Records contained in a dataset
——————

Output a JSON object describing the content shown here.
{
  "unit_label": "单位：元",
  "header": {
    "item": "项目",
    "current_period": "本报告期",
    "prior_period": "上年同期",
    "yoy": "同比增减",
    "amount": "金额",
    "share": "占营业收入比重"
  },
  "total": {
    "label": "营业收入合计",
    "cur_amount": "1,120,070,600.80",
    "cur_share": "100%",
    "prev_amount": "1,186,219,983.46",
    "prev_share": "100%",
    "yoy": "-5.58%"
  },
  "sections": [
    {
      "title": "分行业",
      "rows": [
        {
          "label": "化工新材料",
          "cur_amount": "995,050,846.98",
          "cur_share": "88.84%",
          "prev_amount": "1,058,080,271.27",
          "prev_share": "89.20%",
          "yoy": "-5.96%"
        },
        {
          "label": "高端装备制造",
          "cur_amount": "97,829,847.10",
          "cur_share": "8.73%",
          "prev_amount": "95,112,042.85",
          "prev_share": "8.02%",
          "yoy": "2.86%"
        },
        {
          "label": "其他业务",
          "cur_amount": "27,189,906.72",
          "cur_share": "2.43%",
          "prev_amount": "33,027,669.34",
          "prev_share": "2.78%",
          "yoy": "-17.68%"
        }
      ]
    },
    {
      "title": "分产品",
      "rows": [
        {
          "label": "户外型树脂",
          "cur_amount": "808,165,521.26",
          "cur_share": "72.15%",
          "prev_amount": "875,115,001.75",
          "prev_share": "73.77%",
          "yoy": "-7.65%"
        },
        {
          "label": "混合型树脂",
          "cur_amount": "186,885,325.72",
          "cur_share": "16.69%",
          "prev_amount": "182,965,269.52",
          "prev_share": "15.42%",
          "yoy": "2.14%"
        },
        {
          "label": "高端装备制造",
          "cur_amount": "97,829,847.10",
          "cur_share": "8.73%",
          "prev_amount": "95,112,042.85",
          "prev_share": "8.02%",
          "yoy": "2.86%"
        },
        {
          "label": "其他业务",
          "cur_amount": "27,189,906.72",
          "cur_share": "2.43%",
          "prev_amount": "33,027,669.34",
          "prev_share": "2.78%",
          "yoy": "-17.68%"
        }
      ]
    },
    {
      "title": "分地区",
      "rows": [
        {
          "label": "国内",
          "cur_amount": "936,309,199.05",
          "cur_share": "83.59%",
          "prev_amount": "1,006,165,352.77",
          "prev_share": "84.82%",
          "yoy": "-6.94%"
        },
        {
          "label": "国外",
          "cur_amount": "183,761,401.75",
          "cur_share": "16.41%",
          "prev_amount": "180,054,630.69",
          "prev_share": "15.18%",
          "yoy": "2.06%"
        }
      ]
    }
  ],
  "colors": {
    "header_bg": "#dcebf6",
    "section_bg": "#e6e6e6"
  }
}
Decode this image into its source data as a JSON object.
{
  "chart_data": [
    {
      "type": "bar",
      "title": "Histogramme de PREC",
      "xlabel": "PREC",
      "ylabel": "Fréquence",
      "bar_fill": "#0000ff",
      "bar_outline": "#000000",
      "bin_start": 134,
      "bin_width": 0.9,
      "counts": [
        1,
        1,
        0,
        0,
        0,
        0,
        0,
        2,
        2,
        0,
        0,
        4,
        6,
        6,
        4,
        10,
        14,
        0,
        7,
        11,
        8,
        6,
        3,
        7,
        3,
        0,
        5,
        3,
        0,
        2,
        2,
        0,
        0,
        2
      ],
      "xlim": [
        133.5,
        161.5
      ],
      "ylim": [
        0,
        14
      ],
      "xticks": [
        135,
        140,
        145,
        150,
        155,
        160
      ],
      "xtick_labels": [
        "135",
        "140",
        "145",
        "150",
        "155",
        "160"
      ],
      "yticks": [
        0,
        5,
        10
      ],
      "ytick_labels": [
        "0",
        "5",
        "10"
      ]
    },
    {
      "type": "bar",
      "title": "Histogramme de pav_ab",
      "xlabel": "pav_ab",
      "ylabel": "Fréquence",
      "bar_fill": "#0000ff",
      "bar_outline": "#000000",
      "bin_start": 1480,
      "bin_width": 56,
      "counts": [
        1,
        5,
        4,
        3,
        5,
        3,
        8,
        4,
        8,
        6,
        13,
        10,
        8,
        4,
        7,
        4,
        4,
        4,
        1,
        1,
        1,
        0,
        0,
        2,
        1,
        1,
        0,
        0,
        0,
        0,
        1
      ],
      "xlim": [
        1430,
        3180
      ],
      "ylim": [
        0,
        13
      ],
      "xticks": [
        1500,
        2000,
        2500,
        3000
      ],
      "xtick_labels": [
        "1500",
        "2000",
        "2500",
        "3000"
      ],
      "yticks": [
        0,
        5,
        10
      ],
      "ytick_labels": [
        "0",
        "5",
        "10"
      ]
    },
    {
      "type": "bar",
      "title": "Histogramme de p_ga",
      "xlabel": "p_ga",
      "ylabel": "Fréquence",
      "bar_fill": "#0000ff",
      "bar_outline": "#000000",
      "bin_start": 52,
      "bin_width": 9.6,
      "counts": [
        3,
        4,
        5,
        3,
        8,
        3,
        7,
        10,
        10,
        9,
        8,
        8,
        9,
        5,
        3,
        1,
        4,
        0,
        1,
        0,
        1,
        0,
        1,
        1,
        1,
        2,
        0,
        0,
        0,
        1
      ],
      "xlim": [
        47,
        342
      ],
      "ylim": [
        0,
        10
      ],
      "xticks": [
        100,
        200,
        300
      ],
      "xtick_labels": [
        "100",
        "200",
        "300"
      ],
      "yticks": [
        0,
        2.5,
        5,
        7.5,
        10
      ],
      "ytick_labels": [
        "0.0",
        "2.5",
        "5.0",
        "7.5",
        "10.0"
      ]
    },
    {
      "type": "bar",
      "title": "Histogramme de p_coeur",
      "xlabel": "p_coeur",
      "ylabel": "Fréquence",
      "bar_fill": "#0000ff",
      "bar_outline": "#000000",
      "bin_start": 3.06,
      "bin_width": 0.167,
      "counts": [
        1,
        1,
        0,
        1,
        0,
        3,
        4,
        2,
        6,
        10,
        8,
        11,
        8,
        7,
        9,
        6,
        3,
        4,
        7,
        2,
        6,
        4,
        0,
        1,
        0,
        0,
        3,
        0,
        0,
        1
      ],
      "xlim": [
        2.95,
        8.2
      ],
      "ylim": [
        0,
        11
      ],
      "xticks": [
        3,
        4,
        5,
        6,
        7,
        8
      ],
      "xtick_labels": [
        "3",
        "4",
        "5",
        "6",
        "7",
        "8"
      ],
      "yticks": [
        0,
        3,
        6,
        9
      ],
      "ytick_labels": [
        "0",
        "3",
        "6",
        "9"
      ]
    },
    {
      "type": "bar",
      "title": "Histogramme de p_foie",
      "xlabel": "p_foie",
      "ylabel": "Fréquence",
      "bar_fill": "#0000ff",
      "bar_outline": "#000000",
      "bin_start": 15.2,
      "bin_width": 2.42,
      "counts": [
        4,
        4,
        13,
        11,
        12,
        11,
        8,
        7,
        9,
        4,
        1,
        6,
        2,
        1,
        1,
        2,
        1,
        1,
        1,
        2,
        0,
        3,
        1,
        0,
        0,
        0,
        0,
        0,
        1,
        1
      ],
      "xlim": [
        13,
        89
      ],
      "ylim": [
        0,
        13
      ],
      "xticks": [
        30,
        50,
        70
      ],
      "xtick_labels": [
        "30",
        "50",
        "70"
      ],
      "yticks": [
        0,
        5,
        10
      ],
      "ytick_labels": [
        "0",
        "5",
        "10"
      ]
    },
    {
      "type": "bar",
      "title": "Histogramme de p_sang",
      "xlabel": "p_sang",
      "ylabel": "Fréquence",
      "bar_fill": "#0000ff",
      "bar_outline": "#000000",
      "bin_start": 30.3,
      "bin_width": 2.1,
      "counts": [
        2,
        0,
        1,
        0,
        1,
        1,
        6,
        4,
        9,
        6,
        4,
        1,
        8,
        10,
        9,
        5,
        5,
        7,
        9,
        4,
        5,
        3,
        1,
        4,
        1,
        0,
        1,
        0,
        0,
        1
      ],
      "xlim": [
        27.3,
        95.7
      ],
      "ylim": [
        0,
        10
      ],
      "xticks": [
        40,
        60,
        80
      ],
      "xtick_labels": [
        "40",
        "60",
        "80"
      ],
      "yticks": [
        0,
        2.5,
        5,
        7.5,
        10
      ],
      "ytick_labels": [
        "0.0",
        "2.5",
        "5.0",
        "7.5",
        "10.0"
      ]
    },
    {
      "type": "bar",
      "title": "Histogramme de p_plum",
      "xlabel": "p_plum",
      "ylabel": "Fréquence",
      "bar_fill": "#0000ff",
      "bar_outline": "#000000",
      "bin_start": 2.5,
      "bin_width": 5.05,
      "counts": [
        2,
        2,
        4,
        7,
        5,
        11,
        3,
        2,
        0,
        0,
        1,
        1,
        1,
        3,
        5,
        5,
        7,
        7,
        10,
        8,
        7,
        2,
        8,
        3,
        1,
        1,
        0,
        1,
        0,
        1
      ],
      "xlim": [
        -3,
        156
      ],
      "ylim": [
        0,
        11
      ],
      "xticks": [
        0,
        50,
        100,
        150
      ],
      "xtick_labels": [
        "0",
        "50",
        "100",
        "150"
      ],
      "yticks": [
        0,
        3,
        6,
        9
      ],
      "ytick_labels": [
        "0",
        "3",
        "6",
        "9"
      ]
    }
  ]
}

——————

Using the records above, copy every line that has the word "PREC" in it.

FINAL RESULT
      "title": "Histogramme de PREC",
      "xlabel": "PREC",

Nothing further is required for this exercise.